_TASK OBJECTIVE:_ Copy every line of the data that contains the string "create".

_Extracted records:_
-*-*-
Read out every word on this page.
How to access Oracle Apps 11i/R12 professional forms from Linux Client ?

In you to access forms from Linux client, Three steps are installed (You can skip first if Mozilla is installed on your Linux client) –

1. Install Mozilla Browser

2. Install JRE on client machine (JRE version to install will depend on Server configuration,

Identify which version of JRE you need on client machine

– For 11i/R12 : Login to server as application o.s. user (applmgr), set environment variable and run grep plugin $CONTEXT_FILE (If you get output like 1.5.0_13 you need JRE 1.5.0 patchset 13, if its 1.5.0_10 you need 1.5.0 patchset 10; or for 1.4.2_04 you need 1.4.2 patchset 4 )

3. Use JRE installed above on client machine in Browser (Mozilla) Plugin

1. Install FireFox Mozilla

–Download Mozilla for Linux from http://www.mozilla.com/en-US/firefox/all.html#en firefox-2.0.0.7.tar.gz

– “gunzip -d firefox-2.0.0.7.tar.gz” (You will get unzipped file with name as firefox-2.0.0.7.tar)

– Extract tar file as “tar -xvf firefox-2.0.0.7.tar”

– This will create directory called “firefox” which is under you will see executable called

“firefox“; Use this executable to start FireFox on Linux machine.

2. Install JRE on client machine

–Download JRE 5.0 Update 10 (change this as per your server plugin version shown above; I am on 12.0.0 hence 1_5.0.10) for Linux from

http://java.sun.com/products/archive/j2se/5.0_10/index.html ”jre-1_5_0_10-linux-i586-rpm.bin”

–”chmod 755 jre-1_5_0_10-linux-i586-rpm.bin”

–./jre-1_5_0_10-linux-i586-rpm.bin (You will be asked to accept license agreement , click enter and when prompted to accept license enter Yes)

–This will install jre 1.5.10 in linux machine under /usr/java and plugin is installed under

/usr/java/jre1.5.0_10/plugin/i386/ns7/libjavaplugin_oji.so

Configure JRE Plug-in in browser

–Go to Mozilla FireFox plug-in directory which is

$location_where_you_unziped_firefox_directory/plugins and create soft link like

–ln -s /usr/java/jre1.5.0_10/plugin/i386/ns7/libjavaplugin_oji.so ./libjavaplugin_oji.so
-*-*-
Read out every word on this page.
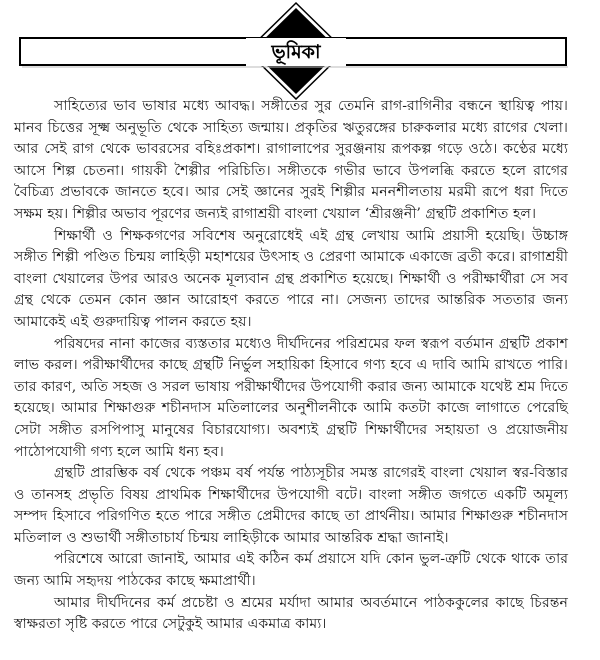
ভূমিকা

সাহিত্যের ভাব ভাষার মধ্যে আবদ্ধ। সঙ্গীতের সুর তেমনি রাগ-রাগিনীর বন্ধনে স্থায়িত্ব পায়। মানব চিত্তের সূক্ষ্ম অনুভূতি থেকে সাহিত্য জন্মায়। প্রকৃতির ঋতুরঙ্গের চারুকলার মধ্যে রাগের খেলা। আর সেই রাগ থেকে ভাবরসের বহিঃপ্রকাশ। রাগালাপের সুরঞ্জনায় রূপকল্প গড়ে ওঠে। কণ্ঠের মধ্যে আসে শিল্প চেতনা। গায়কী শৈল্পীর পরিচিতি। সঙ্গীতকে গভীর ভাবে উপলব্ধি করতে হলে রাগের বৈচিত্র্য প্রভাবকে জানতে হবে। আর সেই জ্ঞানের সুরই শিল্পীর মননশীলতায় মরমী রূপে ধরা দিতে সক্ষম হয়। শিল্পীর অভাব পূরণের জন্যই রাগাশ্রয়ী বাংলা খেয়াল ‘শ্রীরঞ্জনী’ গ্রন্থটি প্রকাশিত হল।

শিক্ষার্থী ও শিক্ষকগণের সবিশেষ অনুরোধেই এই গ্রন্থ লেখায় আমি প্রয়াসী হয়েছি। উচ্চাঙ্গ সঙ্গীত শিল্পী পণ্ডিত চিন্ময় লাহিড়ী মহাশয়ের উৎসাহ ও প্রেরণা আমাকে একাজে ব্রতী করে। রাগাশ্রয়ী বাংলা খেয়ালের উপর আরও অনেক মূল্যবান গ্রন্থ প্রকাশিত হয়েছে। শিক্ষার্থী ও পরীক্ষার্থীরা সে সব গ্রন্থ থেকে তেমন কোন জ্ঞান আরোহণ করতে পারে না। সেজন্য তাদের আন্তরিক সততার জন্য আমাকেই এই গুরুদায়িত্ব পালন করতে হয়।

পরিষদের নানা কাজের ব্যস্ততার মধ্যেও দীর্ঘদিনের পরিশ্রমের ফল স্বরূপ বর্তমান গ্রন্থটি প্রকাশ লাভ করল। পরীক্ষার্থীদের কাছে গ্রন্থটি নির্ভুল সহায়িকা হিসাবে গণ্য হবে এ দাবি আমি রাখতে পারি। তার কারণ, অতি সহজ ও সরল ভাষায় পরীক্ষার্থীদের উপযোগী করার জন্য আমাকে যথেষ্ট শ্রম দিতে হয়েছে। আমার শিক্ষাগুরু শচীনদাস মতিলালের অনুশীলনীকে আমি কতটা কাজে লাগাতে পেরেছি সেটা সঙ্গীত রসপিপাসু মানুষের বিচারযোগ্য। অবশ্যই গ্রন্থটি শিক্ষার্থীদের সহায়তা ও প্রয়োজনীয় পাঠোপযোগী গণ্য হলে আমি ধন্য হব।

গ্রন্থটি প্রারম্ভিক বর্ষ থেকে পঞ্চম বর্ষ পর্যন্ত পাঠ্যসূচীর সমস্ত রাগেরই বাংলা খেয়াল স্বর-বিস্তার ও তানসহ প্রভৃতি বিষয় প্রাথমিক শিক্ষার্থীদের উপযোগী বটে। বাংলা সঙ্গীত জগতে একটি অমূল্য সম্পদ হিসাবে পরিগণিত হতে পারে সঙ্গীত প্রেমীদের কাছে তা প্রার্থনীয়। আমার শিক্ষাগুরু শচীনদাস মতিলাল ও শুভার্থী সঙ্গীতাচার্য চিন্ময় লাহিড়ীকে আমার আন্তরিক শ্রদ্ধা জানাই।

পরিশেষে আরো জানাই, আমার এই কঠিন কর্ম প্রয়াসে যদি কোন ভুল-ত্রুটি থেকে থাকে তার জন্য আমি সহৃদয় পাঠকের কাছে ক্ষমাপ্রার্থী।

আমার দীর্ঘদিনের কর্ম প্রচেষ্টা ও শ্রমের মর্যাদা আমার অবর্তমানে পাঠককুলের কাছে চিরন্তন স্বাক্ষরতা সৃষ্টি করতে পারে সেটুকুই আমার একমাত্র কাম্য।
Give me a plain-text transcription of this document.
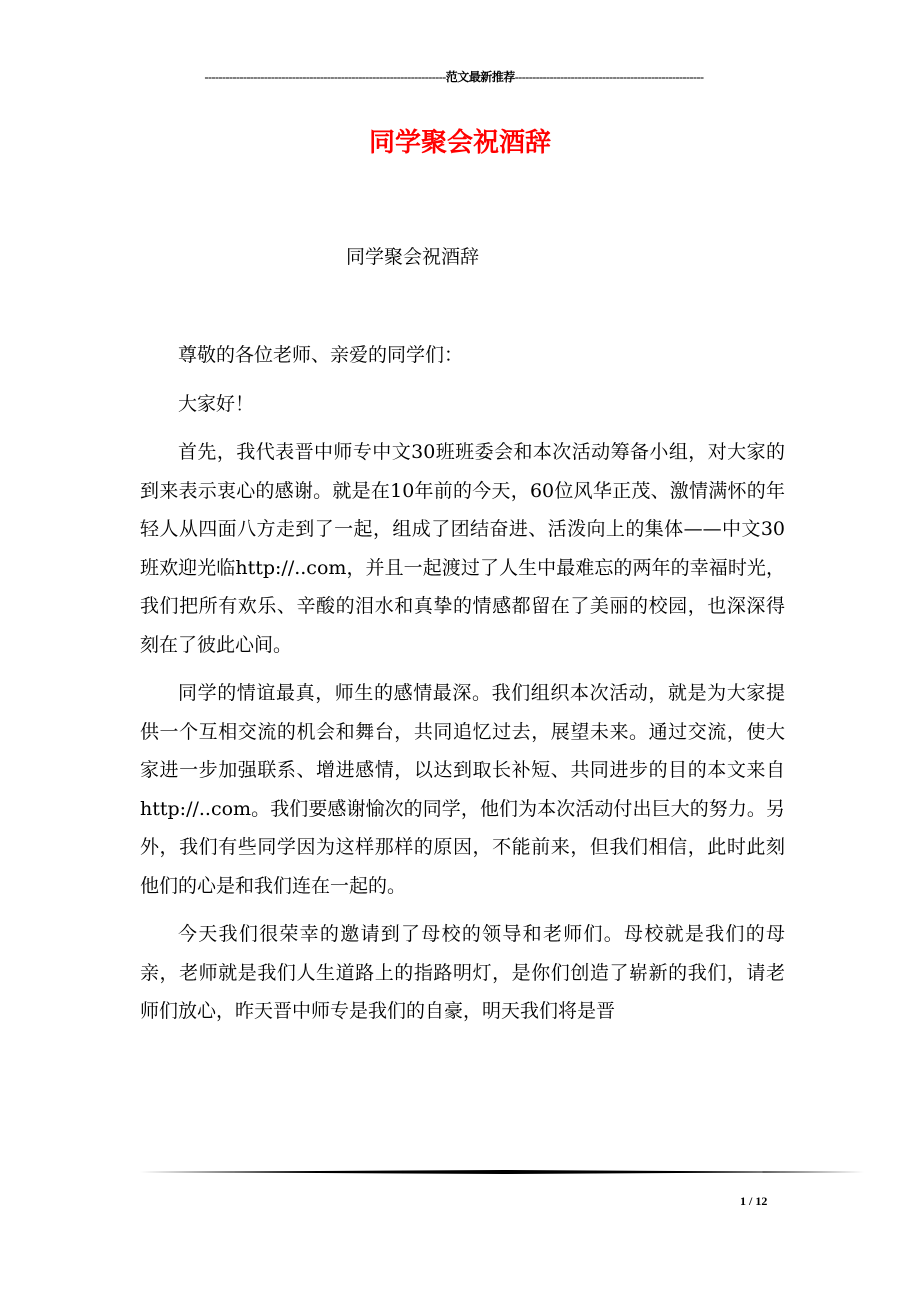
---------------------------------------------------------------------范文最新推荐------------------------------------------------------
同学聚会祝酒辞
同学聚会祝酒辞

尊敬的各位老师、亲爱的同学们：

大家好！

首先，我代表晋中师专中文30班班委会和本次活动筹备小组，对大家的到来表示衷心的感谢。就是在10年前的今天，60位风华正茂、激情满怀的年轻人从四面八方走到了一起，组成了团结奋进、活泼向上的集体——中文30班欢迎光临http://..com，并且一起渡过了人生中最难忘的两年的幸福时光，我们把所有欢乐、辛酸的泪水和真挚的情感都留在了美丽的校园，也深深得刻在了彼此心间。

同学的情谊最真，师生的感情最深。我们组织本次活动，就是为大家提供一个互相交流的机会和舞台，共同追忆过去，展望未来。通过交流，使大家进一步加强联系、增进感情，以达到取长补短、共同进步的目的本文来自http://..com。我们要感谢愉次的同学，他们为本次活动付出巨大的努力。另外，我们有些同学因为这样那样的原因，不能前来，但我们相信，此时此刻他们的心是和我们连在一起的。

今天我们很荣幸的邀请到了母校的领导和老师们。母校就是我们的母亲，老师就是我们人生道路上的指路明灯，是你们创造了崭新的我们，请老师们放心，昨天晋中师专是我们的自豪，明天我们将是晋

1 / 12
-*-*-
_ANSWER TO THE PROBLEM:_
– This will create directory called “firefox” which is under you will see executable called
$location_where_you_unziped_firefox_directory/plugins and create soft link like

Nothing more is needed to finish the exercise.